#### Records shown
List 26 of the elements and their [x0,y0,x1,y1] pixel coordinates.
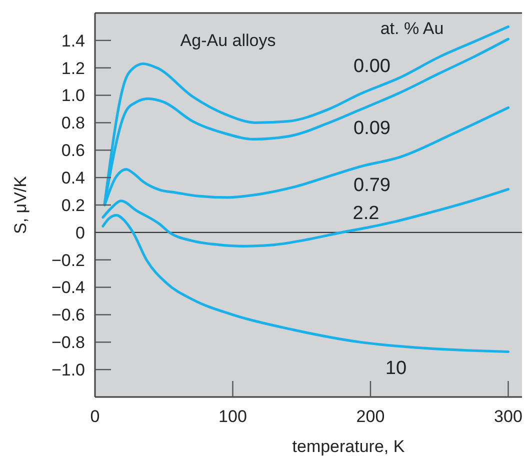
series-label: 2.2 [352,203,380,224]
y-tick-label: 0.2 [61,196,85,215]
y-tick-label: 0.4 [61,168,85,188]
series-label: 0.00 [354,56,390,77]
x-tick-label: 0 [90,407,100,426]
annotation: Ag-Au alloys [180,31,276,50]
y-tick-label: 0.8 [61,114,85,133]
x-tick-label: 200 [356,407,385,426]
y-tick-label: −1.0 [51,360,85,380]
x-axis-title: temperature, K [292,437,406,456]
y-tick-label: 0 [76,223,85,242]
legend-title: at. % Au [380,19,444,38]
y-axis-title: S, μV/K [11,175,30,234]
y-tick-label: −0.2 [51,250,85,270]
y-tick-label: 0.6 [61,141,85,160]
series-label: 0.79 [354,175,390,196]
y-tick-label: −0.4 [51,278,85,298]
y-tick-label: −0.8 [51,333,85,352]
series-label: 10 [385,358,407,379]
series-label: 0.09 [354,118,390,139]
y-tick-label: 1.2 [61,58,85,78]
y-tick-label: 1.4 [61,31,85,50]
y-tick-label: 1.0 [61,86,85,106]
x-tick-label: 300 [494,407,522,426]
y-tick-label: −0.6 [51,306,85,325]
x-tick-label: 100 [218,407,247,426]
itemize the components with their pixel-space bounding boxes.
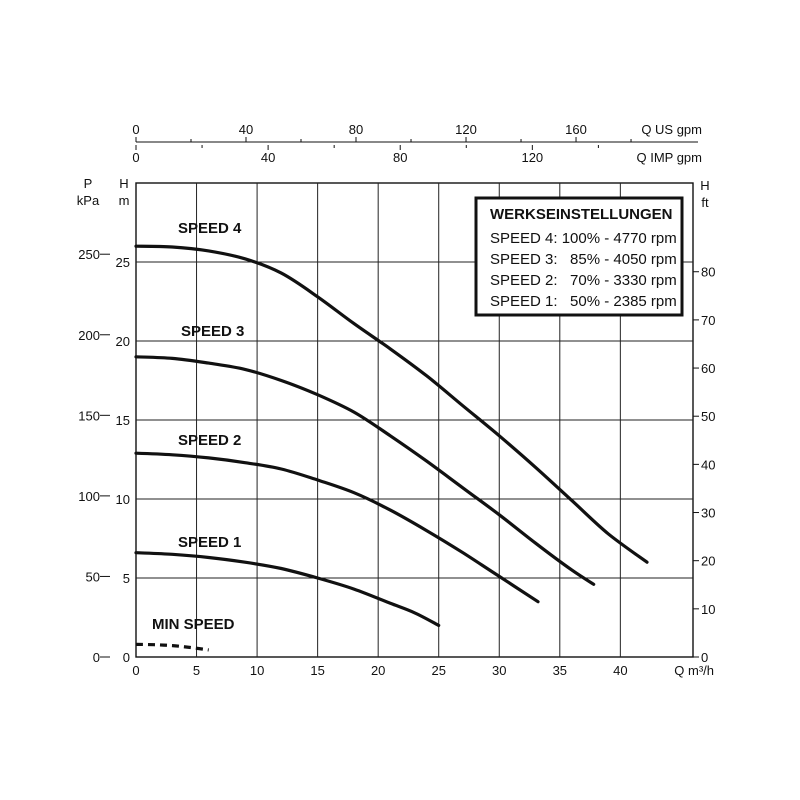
y-ft-tick-label: 40 bbox=[701, 457, 715, 472]
legend-box bbox=[474, 196, 684, 317]
y-kpa-tick-label: 100 bbox=[78, 489, 100, 504]
series-line-speed-4 bbox=[134, 244, 649, 564]
curve-label-speed-1: SPEED 1 bbox=[178, 534, 241, 551]
curve-label-speed-2: SPEED 2 bbox=[178, 432, 241, 449]
y-ft-tick-label: 10 bbox=[701, 602, 715, 617]
y-kpa-axis-unit: kPa bbox=[77, 193, 100, 208]
y-ft-tick-label: 20 bbox=[701, 554, 715, 569]
x-tick-label: 40 bbox=[613, 663, 627, 678]
x-tick-label: 10 bbox=[250, 663, 264, 678]
curve-label-min-speed: MIN SPEED bbox=[152, 616, 235, 633]
y-ft-axis-unit: ft bbox=[701, 195, 709, 210]
y-ft-tick-label: 50 bbox=[701, 409, 715, 424]
x-tick-label: 0 bbox=[132, 663, 139, 678]
y-ft-tick-label: 80 bbox=[701, 265, 715, 280]
top-axis-label: Q IMP gpm bbox=[636, 150, 702, 165]
y-kpa-tick-label: 200 bbox=[78, 328, 100, 343]
y-ft-tick-label: 30 bbox=[701, 506, 715, 521]
series bbox=[134, 244, 649, 652]
y-m-tick-label: 10 bbox=[116, 492, 130, 507]
y-ft-axis-symbol: H bbox=[700, 178, 709, 193]
y-m-tick-label: 0 bbox=[123, 650, 130, 665]
y-ft-tick-label: 70 bbox=[701, 313, 715, 328]
top-axis-tick-label: 40 bbox=[239, 122, 253, 137]
legend-row: SPEED 2: 70% - 3330 rpm bbox=[490, 272, 677, 289]
series-line-speed-1 bbox=[134, 551, 441, 627]
top-axis-tick-label: 0 bbox=[132, 122, 139, 137]
top-axis-tick-label: 80 bbox=[393, 150, 407, 165]
y-m-tick-label: 5 bbox=[123, 571, 130, 586]
top-axis-tick-label: 160 bbox=[565, 122, 587, 137]
legend-title: WERKSEINSTELLUNGEN bbox=[490, 206, 673, 223]
top-axis-tick-label: 0 bbox=[132, 150, 139, 165]
series-line-min-speed bbox=[135, 642, 209, 652]
y-m-tick-label: 15 bbox=[116, 413, 130, 428]
legend: WERKSEINSTELLUNGEN SPEED 4: 100% - 4770 r… bbox=[474, 196, 684, 317]
curve-label-speed-4: SPEED 4 bbox=[178, 220, 242, 237]
legend-row: SPEED 1: 50% - 2385 rpm bbox=[490, 293, 677, 310]
top-axis-tick-label: 120 bbox=[455, 122, 477, 137]
y-kpa-tick-label: 50 bbox=[86, 569, 100, 584]
x-tick-label: 35 bbox=[553, 663, 567, 678]
series-line-speed-2 bbox=[134, 451, 540, 604]
x-tick-label: 30 bbox=[492, 663, 506, 678]
x-tick-label: 5 bbox=[193, 663, 200, 678]
x-tick-label: 25 bbox=[431, 663, 445, 678]
y-ft-tick-label: 60 bbox=[701, 361, 715, 376]
y-kpa-tick-label: 150 bbox=[78, 408, 100, 423]
y-m-tick-label: 25 bbox=[116, 255, 130, 270]
y-m-axis-symbol: H bbox=[119, 176, 128, 191]
top-axis-label: Q US gpm bbox=[641, 122, 702, 137]
y-kpa-tick-label: 0 bbox=[93, 650, 100, 665]
grid bbox=[135, 182, 694, 658]
x-tick-label: 15 bbox=[310, 663, 324, 678]
top-axis-tick-label: 40 bbox=[261, 150, 275, 165]
top-axis-tick-label: 80 bbox=[349, 122, 363, 137]
y-m-tick-label: 20 bbox=[116, 334, 130, 349]
axes: 0 5 10 15 20 25 30 35 40051015202505010015020025… bbox=[77, 176, 716, 678]
y-ft-tick-label: 0 bbox=[701, 650, 708, 665]
y-kpa-axis-symbol: P bbox=[84, 176, 93, 191]
x-axis-label: Q m³/h bbox=[674, 663, 714, 678]
y-m-axis-unit: m bbox=[119, 193, 130, 208]
top-axes: 0 40 80 120 160 Q US gpm 0 40 80 120 Q IMP gpm bbox=[132, 122, 702, 165]
top-axis-tick-label: 120 bbox=[521, 150, 543, 165]
curve-label-speed-3: SPEED 3 bbox=[181, 323, 244, 340]
legend-row: SPEED 3: 85% - 4050 rpm bbox=[490, 251, 677, 268]
series-line-speed-3 bbox=[134, 355, 596, 586]
y-kpa-tick-label: 250 bbox=[78, 247, 100, 262]
legend-row: SPEED 4: 100% - 4770 rpm bbox=[490, 230, 677, 247]
x-tick-label: 20 bbox=[371, 663, 385, 678]
curve-labels: SPEED 4 SPEED 3 SPEED 2 SPEED 1 MIN SPEED bbox=[152, 220, 244, 633]
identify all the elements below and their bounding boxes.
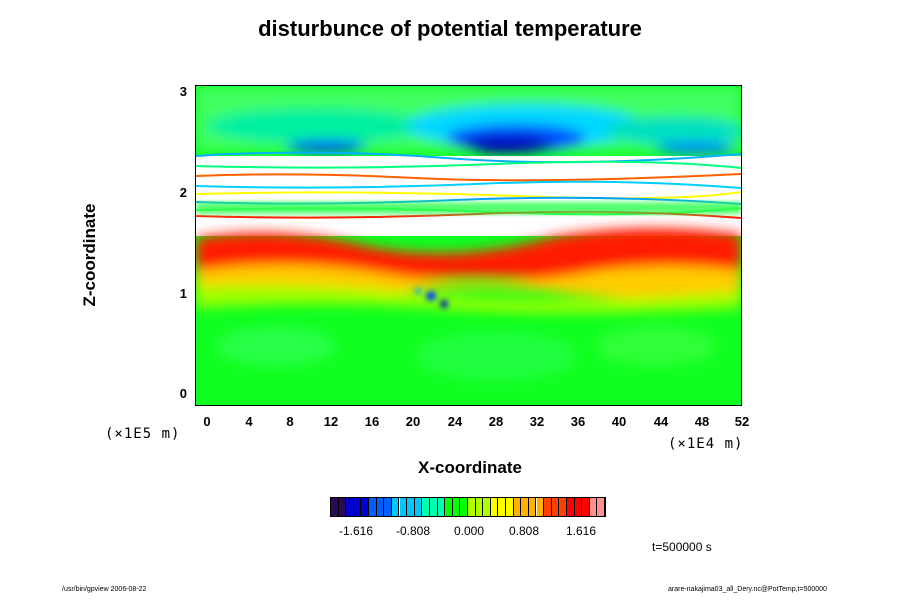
- colorbar-cell: [551, 498, 560, 516]
- x-tick-label: 20: [405, 414, 421, 429]
- colorbar-tick-label: 1.616: [565, 524, 597, 538]
- colorbar-cell: [391, 498, 400, 516]
- heatmap-svg: [196, 86, 741, 405]
- warm-band: [196, 227, 741, 313]
- colorbar-cell: [429, 498, 438, 516]
- colorbar-cell: [544, 498, 552, 516]
- x-axis-label: X-coordinate: [418, 458, 522, 477]
- colorbar-cell: [528, 498, 537, 516]
- colorbar-cell: [422, 498, 430, 516]
- cold-spots: [415, 288, 448, 308]
- colorbar-cell: [346, 498, 354, 516]
- colorbar-tick-label: -0.808: [395, 524, 431, 538]
- x-tick-label: 40: [611, 414, 627, 429]
- upper-layer: [196, 86, 741, 154]
- y-tick-label: 2: [179, 185, 187, 200]
- x-unit-label: (×1E4 m): [668, 436, 744, 452]
- colorbar-cell: [468, 498, 476, 516]
- colorbar-cell: [513, 498, 522, 516]
- y-unit-label: (×1E5 m): [105, 426, 181, 442]
- colorbar-cell: [490, 498, 499, 516]
- colorbar-cell: [536, 498, 545, 516]
- colorbar-cell: [460, 498, 468, 516]
- footer-right: arare-nakajima03_all_Dery.nc@PotTemp,t=5…: [668, 586, 827, 593]
- x-tick-label: 8: [286, 414, 294, 429]
- colorbar-cell: [475, 498, 484, 516]
- x-tick-label: 12: [323, 414, 339, 429]
- colorbar-cell: [506, 498, 514, 516]
- time-annotation: t=500000 s: [652, 540, 712, 554]
- colorbar-cell: [589, 498, 598, 516]
- colorbar-cell: [361, 498, 370, 516]
- colorbar: [330, 497, 606, 517]
- colorbar-cell: [414, 498, 423, 516]
- x-tick-label: 32: [529, 414, 545, 429]
- x-tick-label: 24: [447, 414, 463, 429]
- x-tick-label: 48: [694, 414, 710, 429]
- colorbar-cell: [597, 498, 605, 516]
- colorbar-tick-label: 0.000: [453, 524, 485, 538]
- colorbar-cell: [407, 498, 415, 516]
- lower-layer: [216, 326, 716, 381]
- colorbar-tick-label: 0.808: [508, 524, 540, 538]
- colorbar-cell: [445, 498, 453, 516]
- x-tick-label: 52: [734, 414, 750, 429]
- colorbar-cell: [498, 498, 507, 516]
- colorbar-cell: [483, 498, 491, 516]
- colorbar-cell: [559, 498, 567, 516]
- y-tick-label: 3: [179, 84, 187, 99]
- colorbar-cell: [353, 498, 362, 516]
- colorbar-cell: [574, 498, 583, 516]
- colorbar-cell: [399, 498, 408, 516]
- footer-left: /usr/bin/gpview 2006-08-22: [62, 586, 147, 593]
- x-tick-label: 4: [245, 414, 253, 429]
- x-tick-label: 44: [653, 414, 669, 429]
- heatmap-plot-area: [195, 85, 742, 406]
- x-tick-label: 28: [488, 414, 504, 429]
- saturated-band: [196, 156, 741, 236]
- y-tick-label: 1: [179, 286, 187, 301]
- chart-title: disturbunce of potential temperature: [258, 16, 642, 41]
- colorbar-cell: [331, 498, 339, 516]
- colorbar-cell: [376, 498, 385, 516]
- colorbar-cell: [521, 498, 529, 516]
- colorbar-cell: [452, 498, 461, 516]
- colorbar-cell: [338, 498, 347, 516]
- x-tick-label: 16: [364, 414, 380, 429]
- colorbar-cell: [384, 498, 392, 516]
- x-tick-label: 36: [570, 414, 586, 429]
- colorbar-cell: [566, 498, 575, 516]
- y-axis-label: Z-coordinate: [80, 203, 99, 307]
- colorbar-cell: [437, 498, 446, 516]
- colorbar-tick-label: -1.616: [338, 524, 374, 538]
- colorbar-cell: [582, 498, 590, 516]
- mid-green-band: [196, 202, 741, 214]
- colorbar-cell: [369, 498, 377, 516]
- x-tick-label: 0: [203, 414, 211, 429]
- y-tick-label: 0: [179, 386, 187, 401]
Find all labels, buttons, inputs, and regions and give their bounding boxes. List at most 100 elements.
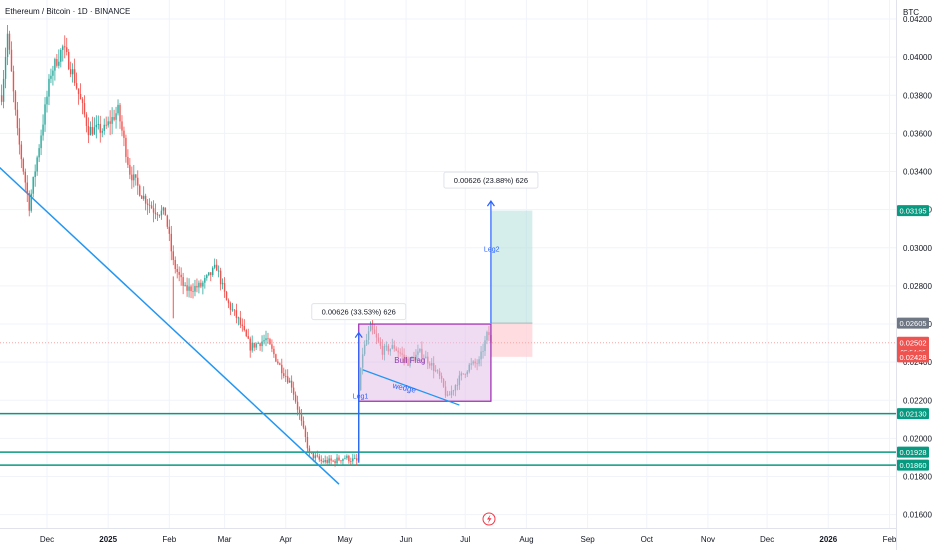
- candle-body: [154, 212, 157, 215]
- x-tick-label: Feb: [883, 535, 897, 544]
- candle-body: [162, 207, 165, 211]
- candle-body: [184, 285, 186, 287]
- candle-body: [111, 117, 113, 124]
- x-tick-label: Jul: [460, 535, 470, 544]
- measure2-label: 0.00626 (23.88%) 626: [454, 176, 528, 185]
- candle-body: [196, 286, 198, 288]
- candle-body: [46, 96, 48, 105]
- candle-body: [223, 283, 226, 292]
- candle-body: [215, 264, 218, 271]
- candle-body: [32, 177, 34, 194]
- candle-body: [127, 156, 129, 165]
- bolt-icon[interactable]: [482, 512, 496, 526]
- candle-body: [330, 458, 332, 461]
- candle-body: [267, 338, 269, 340]
- candle-body: [350, 461, 352, 463]
- price-tag-label: 0.02502: [899, 339, 926, 348]
- candle-body: [281, 364, 283, 374]
- candle-body: [14, 91, 17, 110]
- candle-body: [58, 61, 60, 66]
- candle-body: [38, 148, 40, 158]
- candle-body: [210, 272, 212, 276]
- y-tick-label: 0.02800: [903, 282, 932, 291]
- candle-body: [66, 47, 68, 52]
- candle-body: [328, 458, 330, 463]
- measure2-label-box: [443, 171, 539, 189]
- x-tick-label: Aug: [519, 535, 533, 544]
- candle-body: [212, 267, 214, 276]
- price-tag-label: 0.02605: [899, 319, 926, 328]
- price-tag: [897, 317, 929, 329]
- candle-body: [261, 341, 263, 347]
- candle-body: [194, 286, 196, 292]
- candle-body: [310, 451, 313, 453]
- x-tick-label: Dec: [40, 535, 54, 544]
- candle-body: [243, 325, 245, 331]
- candle-body: [85, 114, 88, 126]
- y-tick-label: 0.03400: [903, 168, 932, 177]
- candle-body: [28, 193, 30, 211]
- candle-body: [77, 88, 80, 95]
- candle-body: [221, 283, 224, 285]
- candle-body: [356, 458, 358, 461]
- candle-body: [68, 51, 70, 70]
- currency-label[interactable]: BTC: [903, 8, 919, 17]
- candle-body: [12, 71, 15, 92]
- candle-body: [0, 95, 3, 102]
- candle-body: [245, 330, 247, 337]
- candle-body: [113, 117, 115, 120]
- candle-body: [219, 270, 222, 285]
- candle-body: [202, 282, 204, 287]
- y-tick-label: 0.02000: [903, 434, 932, 443]
- time-axis[interactable]: Dec 2025 Feb Mar Apr May Jun Jul Aug Sep Oct Nov Dec…: [40, 535, 897, 544]
- candle-body: [346, 455, 348, 459]
- candle-body: [283, 373, 285, 377]
- candle-body: [101, 130, 103, 133]
- candle-body: [10, 49, 13, 72]
- candle-body: [322, 461, 324, 463]
- candle-body: [253, 342, 255, 348]
- candle-body: [18, 128, 21, 145]
- y-tick-label: 0.04000: [903, 53, 932, 62]
- candle-body: [135, 174, 137, 178]
- candle-body: [338, 457, 340, 461]
- candle-body: [164, 207, 167, 216]
- y-tick-label: 0.03600: [903, 129, 932, 138]
- candle-body: [342, 458, 344, 461]
- target-zone: [490, 210, 533, 324]
- x-tick-label: May: [337, 535, 352, 544]
- candle-body: [225, 291, 228, 301]
- candle-body: [142, 195, 145, 199]
- candle-body: [285, 376, 287, 377]
- candle-body: [182, 277, 184, 286]
- candle-body: [34, 171, 36, 178]
- candle-body: [249, 338, 251, 351]
- candle-body: [208, 272, 210, 276]
- candle-body: [263, 340, 265, 342]
- candle-body: [79, 94, 82, 100]
- candle-body: [64, 46, 66, 48]
- candle-body: [99, 123, 101, 133]
- candle-body: [56, 59, 58, 66]
- candle-body: [308, 448, 311, 452]
- candle-body: [348, 455, 350, 462]
- x-tick-label: 2025: [99, 535, 117, 544]
- leg2-arrow-head: [486, 200, 495, 207]
- candle-body: [93, 127, 96, 135]
- candle-body: [36, 157, 38, 172]
- candle-body: [137, 177, 139, 186]
- candle-body: [87, 125, 90, 136]
- candle-body: [131, 174, 133, 181]
- x-tick-label: Jun: [400, 535, 413, 544]
- candle-body: [103, 124, 105, 131]
- price-tag-label: 0.02130: [899, 410, 926, 419]
- candle-body: [198, 282, 200, 288]
- bull-flag-box: [358, 323, 492, 402]
- leg1-label: Leg1: [353, 393, 369, 400]
- candle-body: [312, 452, 315, 459]
- candle-body: [174, 260, 176, 270]
- candle-body: [52, 70, 54, 76]
- candle-body: [176, 269, 178, 272]
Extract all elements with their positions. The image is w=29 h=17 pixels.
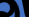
Text: Inflammatory CK: Inflammatory CK <box>0 0 29 17</box>
Text: Peripheral Insulin
Resistance: Peripheral Insulin Resistance <box>0 0 29 17</box>
Polygon shape <box>7 8 20 13</box>
FancyBboxPatch shape <box>8 4 13 7</box>
Text: β-cell Failure: β-cell Failure <box>0 0 29 17</box>
Text: and GDM: and GDM <box>0 0 29 17</box>
Polygon shape <box>16 4 24 12</box>
FancyBboxPatch shape <box>4 10 11 15</box>
FancyBboxPatch shape <box>4 4 8 7</box>
Text: Hyperglycemia: Hyperglycemia <box>0 0 29 17</box>
Text: ROS: ROS <box>0 0 29 17</box>
Text: Glucotoxicity +
Lipotoxicity: Glucotoxicity + Lipotoxicity <box>0 0 29 17</box>
Text: Oxidative stress: Oxidative stress <box>0 0 29 17</box>
Text: •  Altered adipokines: • Altered adipokines <box>0 0 18 17</box>
Text: Apoptosis:: Apoptosis: <box>0 0 29 17</box>
Text: ER stress: ER stress <box>0 0 29 17</box>
Text: •  Inflammatory CK: • Inflammatory CK <box>0 0 20 17</box>
Text: Altered adipokines: Altered adipokines <box>0 0 29 17</box>
Text: Hyperlipidemia: Hyperlipidemia <box>0 0 29 17</box>
FancyBboxPatch shape <box>4 7 10 10</box>
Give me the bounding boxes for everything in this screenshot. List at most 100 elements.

#### Given instruction
Reproduce the records from their beginning through the line containing "itemize the components", inclusive, replacing "x-axis-title" with "horizontal-axis-title" and leaving all else unchanged. Omit the pictures from the answer.

#### Solution to this task
List 26 of the elements and their [x0,y0,x1,y1] pixel coordinates.
series-label: 2.2 [352,203,380,224]
y-tick-label: 0.2 [61,196,85,215]
y-tick-label: 0.4 [61,168,85,188]
series-label: 0.00 [354,56,390,77]
x-tick-label: 0 [90,407,100,426]
annotation: Ag-Au alloys [180,31,276,50]
y-tick-label: 0.8 [61,114,85,133]
x-tick-label: 200 [356,407,385,426]
y-tick-label: −1.0 [51,360,85,380]
horizontal-axis-title: temperature, K [292,437,406,456]
y-tick-label: 0 [76,223,85,242]
legend-title: at. % Au [380,19,444,38]
y-axis-title: S, μV/K [11,175,30,234]
y-tick-label: −0.2 [51,250,85,270]
y-tick-label: 0.6 [61,141,85,160]
series-label: 0.79 [354,175,390,196]
y-tick-label: −0.4 [51,278,85,298]
y-tick-label: −0.8 [51,333,85,352]
series-label: 10 [385,358,407,379]
series-label: 0.09 [354,118,390,139]
y-tick-label: 1.2 [61,58,85,78]
y-tick-label: 1.4 [61,31,85,50]
y-tick-label: 1.0 [61,86,85,106]
x-tick-label: 300 [494,407,522,426]
y-tick-label: −0.6 [51,306,85,325]
x-tick-label: 100 [218,407,247,426]
itemize the components with their pixel-space bounding boxes.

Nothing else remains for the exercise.